— What you need to do —
When you copy the data that follows, reproduce every word exactly and leave out the images.

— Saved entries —
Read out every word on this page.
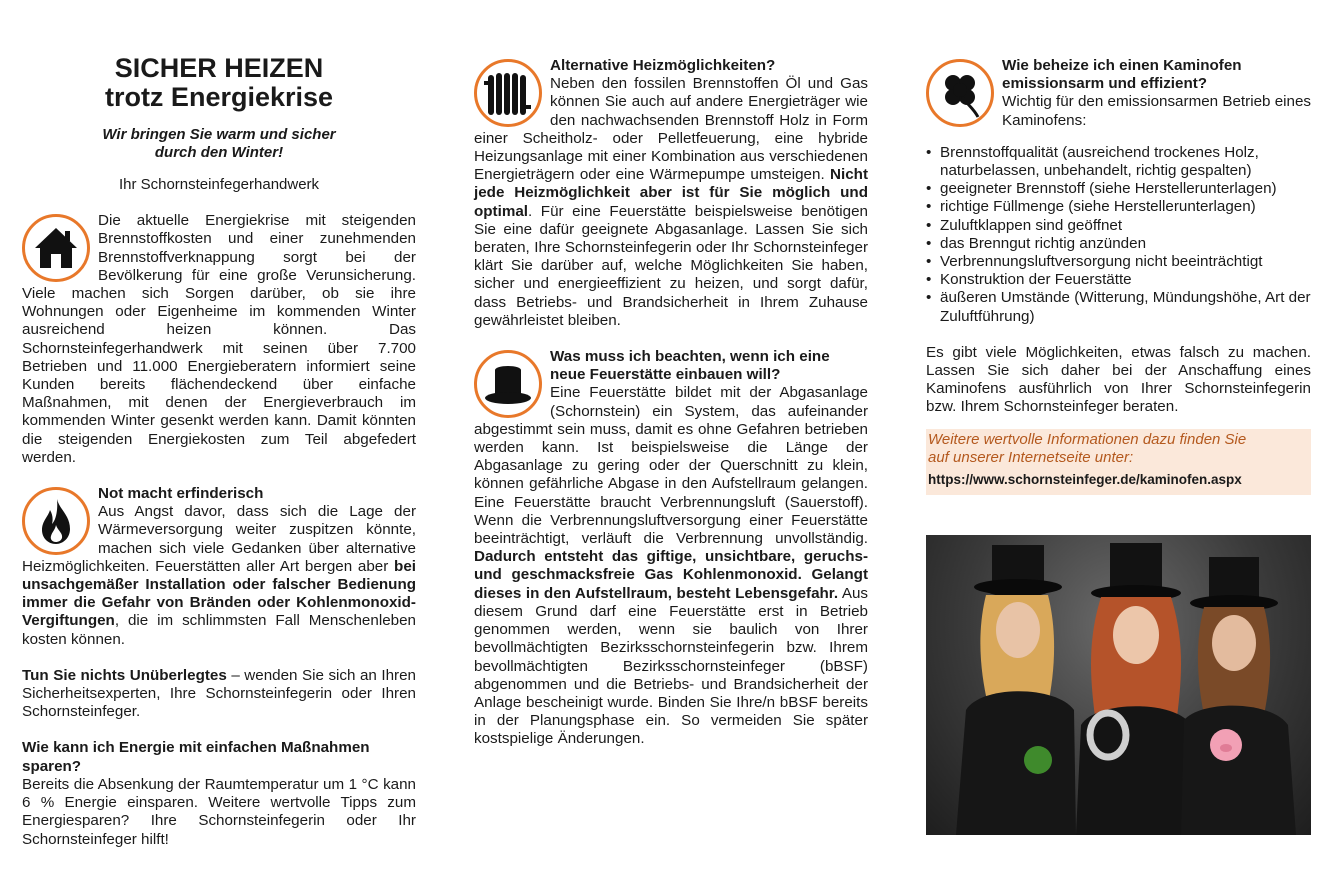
SICHER HEIZEN
trotz Energiekrise
Wir bringen Sie warm und sicher
durch den Winter!
Ihr Schornsteinfegerhandwerk

Die aktuelle Energiekrise mit steigenden Brennstoffkosten und einer zunehmenden Brennstoffverknappung sorgt bei der Bevölkerung für eine große Verunsicherung. Viele machen sich Sorgen darüber, ob sie ihre Wohnungen oder Eigenheime im kommenden Winter ausreichend heizen können. Das Schornsteinfegerhandwerk mit seinen über 7.700 Betrieben und 11.000 Energieberatern informiert seine Kunden bereits flächendeckend über einfache Maßnahmen, mit denen der Energieverbrauch im kommenden Winter gesenkt werden kann. Damit könnten die steigenden Energiekosten zum Teil abgefedert werden.

Not macht erfinderisch

Aus Angst davor, dass sich die Lage der Wärmeversorgung weiter zuspitzen könnte, machen sich viele Gedanken über alternative Heizmöglichkeiten. Feuerstätten aller Art bergen aber bei unsachgemäßer Installation oder falscher Bedienung immer die Gefahr von Bränden oder Kohlenmonoxid-Vergiftungen, die im schlimmsten Fall Menschenleben kosten können.

Tun Sie nichts Unüberlegtes – wenden Sie sich an Ihren Sicherheitsexperten, Ihre Schornsteinfegerin oder Ihren Schornsteinfeger.

Wie kann ich Energie mit einfachen Maßnahmen sparen?

Bereits die Absenkung der Raumtemperatur um 1 °C kann 6 % Energie einsparen. Weitere wertvolle Tipps zum Energiesparen? Ihre Schornsteinfegerin oder Ihr Schornsteinfeger hilft!

Alternative Heizmöglichkeiten?

Neben den fossilen Brennstoffen Öl und Gas können Sie auch auf andere Energieträger wie den nachwachsenden Brennstoff Holz in Form einer Scheitholz- oder Pelletfeuerung, eine hybride Heizungsanlage mit einer Kombination aus verschiedenen Energieträgern oder eine Wärmepumpe umsteigen. Nicht jede Heizmöglichkeit aber ist für Sie möglich und optimal. Für eine Feuerstätte beispielsweise benötigen Sie eine dafür geeignete Abgasanlage. Lassen Sie sich beraten, Ihre Schornsteinfegerin oder Ihr Schornsteinfeger klärt Sie darüber auf, welche Möglichkeiten Sie haben, sicher und energieeffizient zu heizen, und sorgt dafür, dass Betriebs- und Brandsicherheit in Ihrem Zuhause gewährleistet bleiben.

Was muss ich beachten, wenn ich eine neue Feuerstätte einbauen will?

Eine Feuerstätte bildet mit der Abgasanlage (Schornstein) ein System, das aufeinander abgestimmt sein muss, damit es ohne Gefahren betrieben werden kann. Ist beispielsweise die Länge der Abgasanlage zu gering oder der Querschnitt zu klein, können gefährliche Abgase in den Aufstellraum gelangen. Eine Feuerstätte braucht Verbrennungsluft (Sauerstoff). Wenn die Verbrennungsluftversorgung einer Feuerstätte beeinträchtigt, verläuft die Verbrennung unvollständig. Dadurch entsteht das giftige, unsichtbare, geruchs- und geschmacksfreie Gas Kohlenmonoxid. Gelangt dieses in den Aufstellraum, besteht Lebensgefahr. Aus diesem Grund darf eine Feuerstätte erst in Betrieb genommen werden, wenn sie baulich von Ihrer bevollmächtigten Bezirksschornsteinfegerin bzw. Ihrem bevollmächtigten Bezirksschornsteinfeger (bBSF) abgenommen und die Betriebs- und Brandsicherheit der Anlage bescheinigt wurde. Binden Sie Ihre/n bBSF bereits in der Planungsphase ein. So vermeiden Sie später kostspielige Änderungen.

Wie beheize ich einen Kaminofen emissionsarm und effizient?

Wichtig für den emissionsarmen Betrieb eines Kaminofens:

• Brennstoffqualität (ausreichend trockenes Holz, naturbelassen, unbehandelt, richtig gespalten)
• geeigneter Brennstoff (siehe Herstellerunterlagen)
• richtige Füllmenge (siehe Herstellerunterlagen)
• Zuluftklappen sind geöffnet
• das Brenngut richtig anzünden
• Verbrennungsluftversorgung nicht beeinträchtigt
• Konstruktion der Feuerstätte
• äußeren Umstände (Witterung, Mündungshöhe, Art der Zuluftführung)

Es gibt viele Möglichkeiten, etwas falsch zu machen. Lassen Sie sich daher bei der Anschaffung eines Kaminofens ausführlich von Ihrer Schornsteinfegerin bzw. Ihrem Schornsteinfeger beraten.

Weitere wertvolle Informationen dazu finden Sie
auf unserer Internetseite unter:
https://www.schornsteinfeger.de/kaminofen.aspx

— Result below —
Read out every word on this page.
SICHER HEIZEN
trotz Energiekrise
Wir bringen Sie warm und sicher
durch den Winter!
Ihr Schornsteinfegerhandwerk

Die aktuelle Energiekrise mit steigenden Brennstoffkosten und einer zunehmenden Brennstoffverknappung sorgt bei der Bevölkerung für eine große Verunsicherung. Viele machen sich Sorgen darüber, ob sie ihre Wohnungen oder Eigenheime im kommenden Winter ausreichend heizen können. Das Schornsteinfegerhandwerk mit seinen über 7.700 Betrieben und 11.000 Energieberatern informiert seine Kunden bereits flächendeckend über einfache Maßnahmen, mit denen der Energieverbrauch im kommenden Winter gesenkt werden kann. Damit könnten die steigenden Energiekosten zum Teil abgefedert werden.

Not macht erfinderisch

Aus Angst davor, dass sich die Lage der Wärmeversorgung weiter zuspitzen könnte, machen sich viele Gedanken über alternative Heizmöglichkeiten. Feuerstätten aller Art bergen aber bei unsachgemäßer Installation oder falscher Bedienung immer die Gefahr von Bränden oder Kohlenmonoxid-Vergiftungen, die im schlimmsten Fall Menschenleben kosten können.

Tun Sie nichts Unüberlegtes – wenden Sie sich an Ihren Sicherheitsexperten, Ihre Schornsteinfegerin oder Ihren Schornsteinfeger.

Wie kann ich Energie mit einfachen Maßnahmen sparen?

Bereits die Absenkung der Raumtemperatur um 1 °C kann 6 % Energie einsparen. Weitere wertvolle Tipps zum Energiesparen? Ihre Schornsteinfegerin oder Ihr Schornsteinfeger hilft!

Alternative Heizmöglichkeiten?

Neben den fossilen Brennstoffen Öl und Gas können Sie auch auf andere Energieträger wie den nachwachsenden Brennstoff Holz in Form einer Scheitholz- oder Pelletfeuerung, eine hybride Heizungsanlage mit einer Kombination aus verschiedenen Energieträgern oder eine Wärmepumpe umsteigen. Nicht jede Heizmöglichkeit aber ist für Sie möglich und optimal. Für eine Feuerstätte beispielsweise benötigen Sie eine dafür geeignete Abgasanlage. Lassen Sie sich beraten, Ihre Schornsteinfegerin oder Ihr Schornsteinfeger klärt Sie darüber auf, welche Möglichkeiten Sie haben, sicher und energieeffizient zu heizen, und sorgt dafür, dass Betriebs- und Brandsicherheit in Ihrem Zuhause gewährleistet bleiben.

Was muss ich beachten, wenn ich eine neue Feuerstätte einbauen will?

Eine Feuerstätte bildet mit der Abgasanlage (Schornstein) ein System, das aufeinander abgestimmt sein muss, damit es ohne Gefahren betrieben werden kann. Ist beispielsweise die Länge der Abgasanlage zu gering oder der Querschnitt zu klein, können gefährliche Abgase in den Aufstellraum gelangen. Eine Feuerstätte braucht Verbrennungsluft (Sauerstoff). Wenn die Verbrennungsluftversorgung einer Feuerstätte beeinträchtigt, verläuft die Verbrennung unvollständig. Dadurch entsteht das giftige, unsichtbare, geruchs- und geschmacksfreie Gas Kohlenmonoxid. Gelangt dieses in den Aufstellraum, besteht Lebensgefahr. Aus diesem Grund darf eine Feuerstätte erst in Betrieb genommen werden, wenn sie baulich von Ihrer bevollmächtigten Bezirksschornsteinfegerin bzw. Ihrem bevollmächtigten Bezirksschornsteinfeger (bBSF) abgenommen und die Betriebs- und Brandsicherheit der Anlage bescheinigt wurde. Binden Sie Ihre/n bBSF bereits in der Planungsphase ein. So vermeiden Sie später kostspielige Änderungen.

Wie beheize ich einen Kaminofen emissionsarm und effizient?

Wichtig für den emissionsarmen Betrieb eines Kaminofens:

• Brennstoffqualität (ausreichend trockenes Holz, naturbelassen, unbehandelt, richtig gespalten)
• geeigneter Brennstoff (siehe Herstellerunterlagen)
• richtige Füllmenge (siehe Herstellerunterlagen)
• Zuluftklappen sind geöffnet
• das Brenngut richtig anzünden
• Verbrennungsluftversorgung nicht beeinträchtigt
• Konstruktion der Feuerstätte
• äußeren Umstände (Witterung, Mündungshöhe, Art der Zuluftführung)

Es gibt viele Möglichkeiten, etwas falsch zu machen. Lassen Sie sich daher bei der Anschaffung eines Kaminofens ausführlich von Ihrer Schornsteinfegerin bzw. Ihrem Schornsteinfeger beraten.

Weitere wertvolle Informationen dazu finden Sie
auf unserer Internetseite unter:
https://www.schornsteinfeger.de/kaminofen.aspx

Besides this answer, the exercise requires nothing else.